CHALLENGE: Look through the listing and locate every line containing the word "JSON"; copy those lines.

◆ ◆ ◆ ◆

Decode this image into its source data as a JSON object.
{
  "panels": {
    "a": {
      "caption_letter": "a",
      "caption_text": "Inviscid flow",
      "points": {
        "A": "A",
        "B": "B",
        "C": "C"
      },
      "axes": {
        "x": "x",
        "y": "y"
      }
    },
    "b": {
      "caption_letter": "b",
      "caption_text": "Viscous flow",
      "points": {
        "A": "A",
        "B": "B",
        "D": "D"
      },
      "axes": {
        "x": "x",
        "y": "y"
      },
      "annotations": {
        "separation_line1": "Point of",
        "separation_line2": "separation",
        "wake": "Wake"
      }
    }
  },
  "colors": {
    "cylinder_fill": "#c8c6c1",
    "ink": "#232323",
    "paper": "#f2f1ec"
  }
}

◆ ◆ ◆ ◆

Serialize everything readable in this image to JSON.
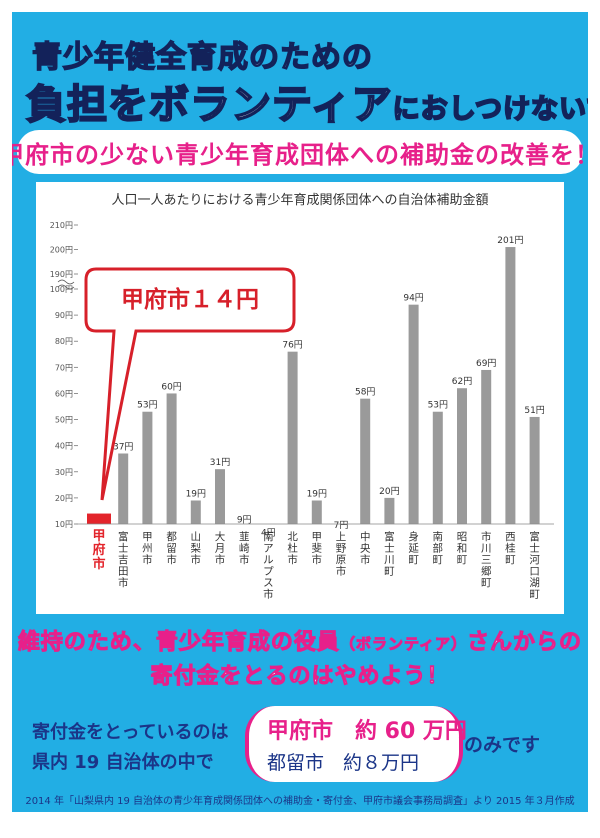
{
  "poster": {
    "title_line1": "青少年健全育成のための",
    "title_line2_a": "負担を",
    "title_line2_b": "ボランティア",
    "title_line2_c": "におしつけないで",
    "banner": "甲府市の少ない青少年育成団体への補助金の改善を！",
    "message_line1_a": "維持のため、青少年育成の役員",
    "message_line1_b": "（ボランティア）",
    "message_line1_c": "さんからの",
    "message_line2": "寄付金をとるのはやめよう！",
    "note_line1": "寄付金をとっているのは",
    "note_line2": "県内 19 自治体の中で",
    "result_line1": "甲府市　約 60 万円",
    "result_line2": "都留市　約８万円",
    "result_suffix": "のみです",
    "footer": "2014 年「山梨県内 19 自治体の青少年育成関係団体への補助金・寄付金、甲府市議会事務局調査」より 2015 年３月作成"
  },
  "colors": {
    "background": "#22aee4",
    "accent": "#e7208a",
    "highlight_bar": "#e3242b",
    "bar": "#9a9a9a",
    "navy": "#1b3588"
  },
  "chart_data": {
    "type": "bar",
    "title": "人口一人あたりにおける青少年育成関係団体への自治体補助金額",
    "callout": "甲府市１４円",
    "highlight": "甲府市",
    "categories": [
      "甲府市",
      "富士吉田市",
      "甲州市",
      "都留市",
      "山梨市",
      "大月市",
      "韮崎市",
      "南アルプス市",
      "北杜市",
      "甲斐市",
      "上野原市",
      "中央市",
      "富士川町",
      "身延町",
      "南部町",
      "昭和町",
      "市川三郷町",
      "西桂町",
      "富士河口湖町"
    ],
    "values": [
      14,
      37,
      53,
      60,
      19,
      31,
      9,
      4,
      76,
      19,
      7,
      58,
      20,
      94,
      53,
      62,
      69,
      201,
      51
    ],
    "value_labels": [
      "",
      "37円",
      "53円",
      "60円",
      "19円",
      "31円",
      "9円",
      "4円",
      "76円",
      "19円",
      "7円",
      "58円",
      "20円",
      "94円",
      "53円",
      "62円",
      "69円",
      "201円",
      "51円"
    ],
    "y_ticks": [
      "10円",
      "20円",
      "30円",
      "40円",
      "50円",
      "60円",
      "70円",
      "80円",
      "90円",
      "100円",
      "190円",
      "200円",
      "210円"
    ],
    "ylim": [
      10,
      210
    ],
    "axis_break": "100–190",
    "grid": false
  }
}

◆ ◆ ◆ ◆

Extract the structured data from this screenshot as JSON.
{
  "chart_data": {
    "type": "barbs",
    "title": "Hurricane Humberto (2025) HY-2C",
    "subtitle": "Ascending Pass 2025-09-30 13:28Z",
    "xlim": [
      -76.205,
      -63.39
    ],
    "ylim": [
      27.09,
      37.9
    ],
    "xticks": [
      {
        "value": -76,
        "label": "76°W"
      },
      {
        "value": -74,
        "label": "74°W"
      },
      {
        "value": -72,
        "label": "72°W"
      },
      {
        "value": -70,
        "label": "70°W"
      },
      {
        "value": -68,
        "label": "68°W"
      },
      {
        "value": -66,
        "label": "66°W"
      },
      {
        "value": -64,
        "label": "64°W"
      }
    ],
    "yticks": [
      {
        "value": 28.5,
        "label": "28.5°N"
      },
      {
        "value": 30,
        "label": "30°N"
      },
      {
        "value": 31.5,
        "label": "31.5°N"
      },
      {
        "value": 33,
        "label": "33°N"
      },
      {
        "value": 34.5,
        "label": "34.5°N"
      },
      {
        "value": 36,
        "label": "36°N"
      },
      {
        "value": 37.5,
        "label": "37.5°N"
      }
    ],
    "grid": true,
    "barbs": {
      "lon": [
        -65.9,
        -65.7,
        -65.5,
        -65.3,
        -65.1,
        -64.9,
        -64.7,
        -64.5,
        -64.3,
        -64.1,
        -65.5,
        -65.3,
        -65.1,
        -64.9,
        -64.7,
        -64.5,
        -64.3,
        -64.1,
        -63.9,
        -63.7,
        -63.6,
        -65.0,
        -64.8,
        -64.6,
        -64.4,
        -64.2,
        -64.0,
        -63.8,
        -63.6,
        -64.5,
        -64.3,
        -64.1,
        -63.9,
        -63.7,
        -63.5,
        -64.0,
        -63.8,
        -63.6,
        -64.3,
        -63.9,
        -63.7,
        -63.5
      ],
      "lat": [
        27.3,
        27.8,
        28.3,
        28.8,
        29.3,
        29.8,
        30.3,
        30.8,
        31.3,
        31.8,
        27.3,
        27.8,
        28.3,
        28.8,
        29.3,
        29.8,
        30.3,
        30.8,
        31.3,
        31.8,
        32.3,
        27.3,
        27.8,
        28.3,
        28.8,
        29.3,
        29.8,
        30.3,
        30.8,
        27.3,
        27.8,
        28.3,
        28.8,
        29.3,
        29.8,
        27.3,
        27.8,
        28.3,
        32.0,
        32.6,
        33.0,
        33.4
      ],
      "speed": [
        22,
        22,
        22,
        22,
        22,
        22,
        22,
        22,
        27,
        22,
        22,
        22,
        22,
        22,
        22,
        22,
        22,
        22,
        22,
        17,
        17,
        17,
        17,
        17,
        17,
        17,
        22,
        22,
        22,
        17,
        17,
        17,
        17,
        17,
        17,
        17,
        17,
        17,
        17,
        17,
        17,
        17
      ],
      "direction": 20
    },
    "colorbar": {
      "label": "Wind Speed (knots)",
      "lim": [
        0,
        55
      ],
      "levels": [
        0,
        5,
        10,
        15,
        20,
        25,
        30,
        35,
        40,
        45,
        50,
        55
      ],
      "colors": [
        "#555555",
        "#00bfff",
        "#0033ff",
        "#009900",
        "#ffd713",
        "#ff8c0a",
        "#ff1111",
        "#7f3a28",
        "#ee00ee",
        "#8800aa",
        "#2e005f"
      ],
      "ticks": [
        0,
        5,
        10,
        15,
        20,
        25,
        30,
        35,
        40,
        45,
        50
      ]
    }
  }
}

◆ ◆ ◆ ◆

FULL SOLUTION:
Decode this image into its source data as a JSON object.
Serialize everything readable in this image to JSON.
Extract the structured data from this screenshot as JSON.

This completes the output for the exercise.